> _Exercise task_
Repeat every record below exactly as it appears.

* * * * * * * * *

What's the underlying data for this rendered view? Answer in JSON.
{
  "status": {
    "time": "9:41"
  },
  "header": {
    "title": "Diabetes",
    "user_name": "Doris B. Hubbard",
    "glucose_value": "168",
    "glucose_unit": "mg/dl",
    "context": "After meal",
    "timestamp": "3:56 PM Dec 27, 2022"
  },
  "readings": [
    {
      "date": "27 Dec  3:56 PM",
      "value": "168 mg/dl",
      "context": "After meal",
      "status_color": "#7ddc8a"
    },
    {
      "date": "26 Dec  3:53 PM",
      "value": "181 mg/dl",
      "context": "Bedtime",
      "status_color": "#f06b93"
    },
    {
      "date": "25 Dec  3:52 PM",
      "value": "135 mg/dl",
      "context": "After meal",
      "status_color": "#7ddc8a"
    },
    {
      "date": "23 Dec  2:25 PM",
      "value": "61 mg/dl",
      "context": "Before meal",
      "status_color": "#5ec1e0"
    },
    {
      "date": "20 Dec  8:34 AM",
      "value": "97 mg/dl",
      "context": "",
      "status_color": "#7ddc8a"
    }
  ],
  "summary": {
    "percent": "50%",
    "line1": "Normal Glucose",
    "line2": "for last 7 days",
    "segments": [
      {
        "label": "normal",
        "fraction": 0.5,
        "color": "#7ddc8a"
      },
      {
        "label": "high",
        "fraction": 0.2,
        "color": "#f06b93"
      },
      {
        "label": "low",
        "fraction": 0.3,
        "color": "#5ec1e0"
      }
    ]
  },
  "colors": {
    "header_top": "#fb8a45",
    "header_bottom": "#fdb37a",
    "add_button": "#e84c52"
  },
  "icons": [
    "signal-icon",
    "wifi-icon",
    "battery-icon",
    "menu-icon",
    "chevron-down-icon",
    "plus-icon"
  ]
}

* * * * * * * * *

> _Solution to this problem_
What's the underlying data for this rendered view? Answer in JSON.
{
  "status": {
    "time": "9:41"
  },
  "header": {
    "title": "Diabetes",
    "user_name": "Doris B. Hubbard",
    "glucose_value": "168",
    "glucose_unit": "mg/dl",
    "context": "After meal",
    "timestamp": "3:56 PM Dec 27, 2022"
  },
  "readings": [
    {
      "date": "27 Dec  3:56 PM",
      "value": "168 mg/dl",
      "context": "After meal",
      "status_color": "#7ddc8a"
    },
    {
      "date": "26 Dec  3:53 PM",
      "value": "181 mg/dl",
      "context": "Bedtime",
      "status_color": "#f06b93"
    },
    {
      "date": "25 Dec  3:52 PM",
      "value": "135 mg/dl",
      "context": "After meal",
      "status_color": "#7ddc8a"
    },
    {
      "date": "23 Dec  2:25 PM",
      "value": "61 mg/dl",
      "context": "Before meal",
      "status_color": "#5ec1e0"
    },
    {
      "date": "20 Dec  8:34 AM",
      "value": "97 mg/dl",
      "context": "",
      "status_color": "#7ddc8a"
    }
  ],
  "summary": {
    "percent": "50%",
    "line1": "Normal Glucose",
    "line2": "for last 7 days",
    "segments": [
      {
        "label": "normal",
        "fraction": 0.5,
        "color": "#7ddc8a"
      },
      {
        "label": "high",
        "fraction": 0.2,
        "color": "#f06b93"
      },
      {
        "label": "low",
        "fraction": 0.3,
        "color": "#5ec1e0"
      }
    ]
  },
  "colors": {
    "header_top": "#fb8a45",
    "header_bottom": "#fdb37a",
    "add_button": "#e84c52"
  },
  "icons": [
    "signal-icon",
    "wifi-icon",
    "battery-icon",
    "menu-icon",
    "chevron-down-icon",
    "plus-icon"
  ]
}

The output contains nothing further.